START DATA IN THIS EXERCISE
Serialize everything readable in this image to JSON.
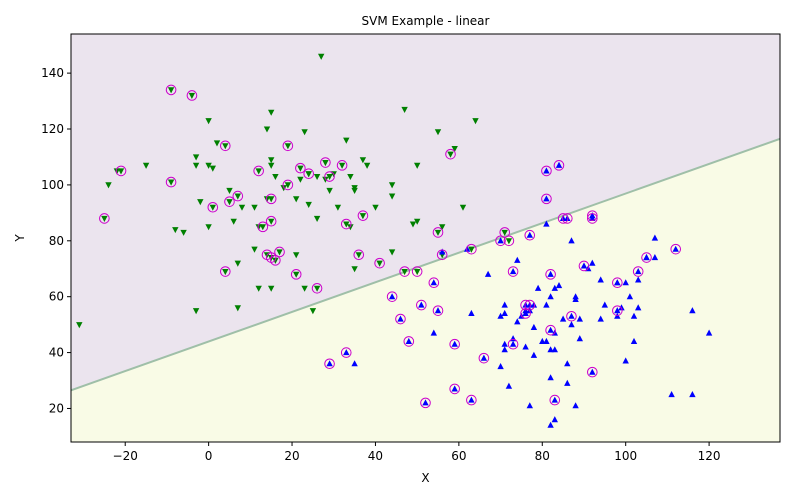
{
  "chart_data": {
    "type": "scatter",
    "title": "SVM Example - linear",
    "xlabel": "X",
    "ylabel": "Y",
    "xlim": [
      -33,
      137
    ],
    "ylim": [
      8,
      154
    ],
    "x_ticks": [
      -20,
      0,
      20,
      40,
      60,
      80,
      100,
      120
    ],
    "y_ticks": [
      20,
      40,
      60,
      80,
      100,
      120,
      140
    ],
    "decision_boundary": {
      "x": [
        -33,
        137
      ],
      "y": [
        26.5,
        116.5
      ]
    },
    "regions": {
      "upper_color": "#ebe4ee",
      "lower_color": "#f9fbe6",
      "boundary_color": "#9fbfa8"
    },
    "series": [
      {
        "marker": "triangle-down",
        "color": "#008000",
        "points": [
          [
            -31,
            50
          ],
          [
            -24,
            100
          ],
          [
            -22,
            105
          ],
          [
            -15,
            107
          ],
          [
            -8,
            84
          ],
          [
            -6,
            83
          ],
          [
            -3,
            107
          ],
          [
            -3,
            110
          ],
          [
            -3,
            55
          ],
          [
            -2,
            94
          ],
          [
            0,
            85
          ],
          [
            0,
            107
          ],
          [
            0,
            123
          ],
          [
            1,
            106
          ],
          [
            2,
            115
          ],
          [
            5,
            98
          ],
          [
            6,
            87
          ],
          [
            7,
            72
          ],
          [
            7,
            56
          ],
          [
            8,
            92
          ],
          [
            11,
            77
          ],
          [
            11,
            92
          ],
          [
            12,
            63
          ],
          [
            12,
            85
          ],
          [
            14,
            95
          ],
          [
            14,
            120
          ],
          [
            15,
            126
          ],
          [
            15,
            107
          ],
          [
            15,
            109
          ],
          [
            15,
            63
          ],
          [
            16,
            103
          ],
          [
            18,
            99
          ],
          [
            21,
            75
          ],
          [
            21,
            95
          ],
          [
            22,
            102
          ],
          [
            23,
            63
          ],
          [
            23,
            119
          ],
          [
            24,
            93
          ],
          [
            24,
            104
          ],
          [
            25,
            55
          ],
          [
            26,
            103
          ],
          [
            26,
            88
          ],
          [
            27,
            146
          ],
          [
            28,
            102
          ],
          [
            29,
            98
          ],
          [
            30,
            104
          ],
          [
            31,
            92
          ],
          [
            33,
            116
          ],
          [
            34,
            103
          ],
          [
            34,
            85
          ],
          [
            35,
            99
          ],
          [
            35,
            98
          ],
          [
            35,
            70
          ],
          [
            37,
            109
          ],
          [
            38,
            107
          ],
          [
            40,
            92
          ],
          [
            44,
            96
          ],
          [
            44,
            100
          ],
          [
            44,
            76
          ],
          [
            47,
            127
          ],
          [
            49,
            86
          ],
          [
            50,
            87
          ],
          [
            50,
            107
          ],
          [
            55,
            119
          ],
          [
            56,
            85
          ],
          [
            59,
            113
          ],
          [
            61,
            92
          ],
          [
            64,
            123
          ],
          [
            -25,
            88
          ],
          [
            -21,
            105
          ],
          [
            -9,
            134
          ],
          [
            -9,
            101
          ],
          [
            -4,
            132
          ],
          [
            1,
            92
          ],
          [
            4,
            69
          ],
          [
            4,
            114
          ],
          [
            5,
            94
          ],
          [
            7,
            96
          ],
          [
            12,
            105
          ],
          [
            13,
            85
          ],
          [
            14,
            75
          ],
          [
            15,
            87
          ],
          [
            15,
            95
          ],
          [
            15,
            74
          ],
          [
            16,
            73
          ],
          [
            17,
            76
          ],
          [
            19,
            114
          ],
          [
            19,
            100
          ],
          [
            21,
            68
          ],
          [
            22,
            106
          ],
          [
            24,
            104
          ],
          [
            26,
            63
          ],
          [
            28,
            108
          ],
          [
            29,
            103
          ],
          [
            32,
            107
          ],
          [
            33,
            86
          ],
          [
            36,
            75
          ],
          [
            37,
            89
          ],
          [
            41,
            72
          ],
          [
            47,
            69
          ],
          [
            50,
            69
          ],
          [
            55,
            83
          ],
          [
            56,
            75
          ],
          [
            58,
            111
          ],
          [
            63,
            77
          ],
          [
            71,
            83
          ],
          [
            72,
            80
          ]
        ]
      },
      {
        "marker": "triangle-up",
        "color": "#0000ff",
        "points": [
          [
            35,
            36
          ],
          [
            54,
            47
          ],
          [
            56,
            76
          ],
          [
            62,
            77
          ],
          [
            63,
            54
          ],
          [
            67,
            68
          ],
          [
            70,
            53
          ],
          [
            70,
            35
          ],
          [
            71,
            54
          ],
          [
            71,
            43
          ],
          [
            71,
            41
          ],
          [
            71,
            57
          ],
          [
            72,
            28
          ],
          [
            73,
            45
          ],
          [
            74,
            51
          ],
          [
            74,
            73
          ],
          [
            75,
            53
          ],
          [
            76,
            55
          ],
          [
            76,
            42
          ],
          [
            77,
            55
          ],
          [
            77,
            21
          ],
          [
            78,
            57
          ],
          [
            78,
            49
          ],
          [
            78,
            39
          ],
          [
            79,
            63
          ],
          [
            80,
            44
          ],
          [
            81,
            86
          ],
          [
            81,
            44
          ],
          [
            81,
            57
          ],
          [
            82,
            31
          ],
          [
            82,
            41
          ],
          [
            82,
            60
          ],
          [
            82,
            14
          ],
          [
            83,
            63
          ],
          [
            83,
            16
          ],
          [
            83,
            41
          ],
          [
            83,
            47
          ],
          [
            84,
            64
          ],
          [
            85,
            52
          ],
          [
            86,
            29
          ],
          [
            86,
            36
          ],
          [
            87,
            80
          ],
          [
            87,
            50
          ],
          [
            88,
            59
          ],
          [
            88,
            60
          ],
          [
            88,
            21
          ],
          [
            89,
            52
          ],
          [
            89,
            45
          ],
          [
            91,
            70
          ],
          [
            92,
            72
          ],
          [
            94,
            66
          ],
          [
            94,
            52
          ],
          [
            95,
            57
          ],
          [
            98,
            53
          ],
          [
            98,
            65
          ],
          [
            99,
            56
          ],
          [
            100,
            65
          ],
          [
            100,
            37
          ],
          [
            101,
            60
          ],
          [
            102,
            53
          ],
          [
            102,
            44
          ],
          [
            103,
            56
          ],
          [
            103,
            66
          ],
          [
            105,
            74
          ],
          [
            107,
            81
          ],
          [
            107,
            74
          ],
          [
            111,
            25
          ],
          [
            116,
            25
          ],
          [
            116,
            55
          ],
          [
            120,
            47
          ],
          [
            29,
            36
          ],
          [
            33,
            40
          ],
          [
            44,
            60
          ],
          [
            46,
            52
          ],
          [
            48,
            44
          ],
          [
            51,
            57
          ],
          [
            52,
            22
          ],
          [
            54,
            65
          ],
          [
            55,
            55
          ],
          [
            59,
            43
          ],
          [
            59,
            27
          ],
          [
            63,
            23
          ],
          [
            66,
            38
          ],
          [
            70,
            80
          ],
          [
            73,
            69
          ],
          [
            73,
            43
          ],
          [
            77,
            82
          ],
          [
            76,
            57
          ],
          [
            76,
            54
          ],
          [
            77,
            57
          ],
          [
            81,
            105
          ],
          [
            81,
            95
          ],
          [
            82,
            48
          ],
          [
            82,
            68
          ],
          [
            83,
            23
          ],
          [
            84,
            107
          ],
          [
            85,
            88
          ],
          [
            86,
            88
          ],
          [
            87,
            53
          ],
          [
            90,
            71
          ],
          [
            92,
            88
          ],
          [
            92,
            89
          ],
          [
            92,
            33
          ],
          [
            98,
            55
          ],
          [
            98,
            65
          ],
          [
            103,
            69
          ],
          [
            105,
            74
          ],
          [
            112,
            77
          ]
        ]
      }
    ],
    "support_vectors": [
      [
        -25,
        88
      ],
      [
        -21,
        105
      ],
      [
        -9,
        134
      ],
      [
        -9,
        101
      ],
      [
        -4,
        132
      ],
      [
        1,
        92
      ],
      [
        4,
        69
      ],
      [
        4,
        114
      ],
      [
        5,
        94
      ],
      [
        7,
        96
      ],
      [
        12,
        105
      ],
      [
        13,
        85
      ],
      [
        14,
        75
      ],
      [
        15,
        87
      ],
      [
        15,
        95
      ],
      [
        15,
        74
      ],
      [
        16,
        73
      ],
      [
        17,
        76
      ],
      [
        19,
        114
      ],
      [
        19,
        100
      ],
      [
        21,
        68
      ],
      [
        22,
        106
      ],
      [
        24,
        104
      ],
      [
        26,
        63
      ],
      [
        28,
        108
      ],
      [
        29,
        103
      ],
      [
        32,
        107
      ],
      [
        33,
        86
      ],
      [
        36,
        75
      ],
      [
        37,
        89
      ],
      [
        41,
        72
      ],
      [
        47,
        69
      ],
      [
        50,
        69
      ],
      [
        55,
        83
      ],
      [
        56,
        75
      ],
      [
        58,
        111
      ],
      [
        63,
        77
      ],
      [
        71,
        83
      ],
      [
        72,
        80
      ],
      [
        29,
        36
      ],
      [
        33,
        40
      ],
      [
        44,
        60
      ],
      [
        46,
        52
      ],
      [
        48,
        44
      ],
      [
        51,
        57
      ],
      [
        52,
        22
      ],
      [
        54,
        65
      ],
      [
        55,
        55
      ],
      [
        59,
        43
      ],
      [
        59,
        27
      ],
      [
        63,
        23
      ],
      [
        66,
        38
      ],
      [
        70,
        80
      ],
      [
        73,
        69
      ],
      [
        73,
        43
      ],
      [
        77,
        82
      ],
      [
        76,
        57
      ],
      [
        76,
        54
      ],
      [
        77,
        57
      ],
      [
        81,
        105
      ],
      [
        81,
        95
      ],
      [
        82,
        48
      ],
      [
        82,
        68
      ],
      [
        83,
        23
      ],
      [
        84,
        107
      ],
      [
        85,
        88
      ],
      [
        86,
        88
      ],
      [
        87,
        53
      ],
      [
        90,
        71
      ],
      [
        92,
        88
      ],
      [
        92,
        89
      ],
      [
        92,
        33
      ],
      [
        98,
        55
      ],
      [
        98,
        65
      ],
      [
        103,
        69
      ],
      [
        105,
        74
      ],
      [
        112,
        77
      ]
    ],
    "support_vector_color": "#cc00cc",
    "grid": false,
    "legend": "none"
  }
}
END DATA IN THIS EXERCISE
GIVEN TASK: Check every line for "marker" and show the ones that have it.

CORRECT RESULT:
        "marker": "triangle-down",
        "marker": "triangle-up",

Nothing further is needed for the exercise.